▶ [Required work]
Gather all lines in the entries below that include the word "What".

▶ [Record excerpts]
(begin)
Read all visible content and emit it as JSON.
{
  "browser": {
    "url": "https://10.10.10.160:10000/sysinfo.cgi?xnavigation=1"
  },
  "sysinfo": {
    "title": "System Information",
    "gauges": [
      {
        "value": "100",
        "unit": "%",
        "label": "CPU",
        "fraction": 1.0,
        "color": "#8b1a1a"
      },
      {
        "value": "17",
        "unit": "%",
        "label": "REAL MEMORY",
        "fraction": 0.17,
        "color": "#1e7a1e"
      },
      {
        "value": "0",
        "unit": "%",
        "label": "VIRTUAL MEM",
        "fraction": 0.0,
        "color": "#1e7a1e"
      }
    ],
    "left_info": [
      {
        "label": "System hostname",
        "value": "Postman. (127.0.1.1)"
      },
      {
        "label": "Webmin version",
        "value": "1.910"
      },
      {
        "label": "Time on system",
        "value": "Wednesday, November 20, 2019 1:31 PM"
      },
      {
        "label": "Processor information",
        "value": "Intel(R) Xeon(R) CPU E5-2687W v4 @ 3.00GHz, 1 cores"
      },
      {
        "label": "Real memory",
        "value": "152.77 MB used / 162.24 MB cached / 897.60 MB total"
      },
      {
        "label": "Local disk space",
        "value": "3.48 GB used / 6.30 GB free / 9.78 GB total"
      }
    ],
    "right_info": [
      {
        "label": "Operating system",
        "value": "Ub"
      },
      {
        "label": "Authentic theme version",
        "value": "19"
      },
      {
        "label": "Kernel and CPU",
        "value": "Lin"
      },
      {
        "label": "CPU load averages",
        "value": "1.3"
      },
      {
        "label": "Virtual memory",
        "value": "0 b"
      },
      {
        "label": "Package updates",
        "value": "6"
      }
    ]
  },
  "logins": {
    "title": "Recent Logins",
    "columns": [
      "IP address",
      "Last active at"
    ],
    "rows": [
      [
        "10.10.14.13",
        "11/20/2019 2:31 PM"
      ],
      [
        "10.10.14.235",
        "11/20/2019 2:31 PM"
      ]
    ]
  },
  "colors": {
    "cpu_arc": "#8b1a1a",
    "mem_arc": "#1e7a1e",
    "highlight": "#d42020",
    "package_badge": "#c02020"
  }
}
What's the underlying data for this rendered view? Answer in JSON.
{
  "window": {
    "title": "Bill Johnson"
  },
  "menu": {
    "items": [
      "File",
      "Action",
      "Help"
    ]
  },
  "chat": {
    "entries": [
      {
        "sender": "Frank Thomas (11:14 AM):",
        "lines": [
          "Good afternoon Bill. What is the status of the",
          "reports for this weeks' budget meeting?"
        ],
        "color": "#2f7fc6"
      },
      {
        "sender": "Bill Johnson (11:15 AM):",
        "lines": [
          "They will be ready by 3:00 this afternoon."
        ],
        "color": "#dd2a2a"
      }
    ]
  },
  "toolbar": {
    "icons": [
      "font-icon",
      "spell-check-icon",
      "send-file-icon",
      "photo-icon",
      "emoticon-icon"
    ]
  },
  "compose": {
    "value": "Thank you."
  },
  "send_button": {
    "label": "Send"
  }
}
(end)
▶ [The response]
What's the underlying data for this rendered view? Answer in JSON.
          "Good afternoon Bill. What is the status of the",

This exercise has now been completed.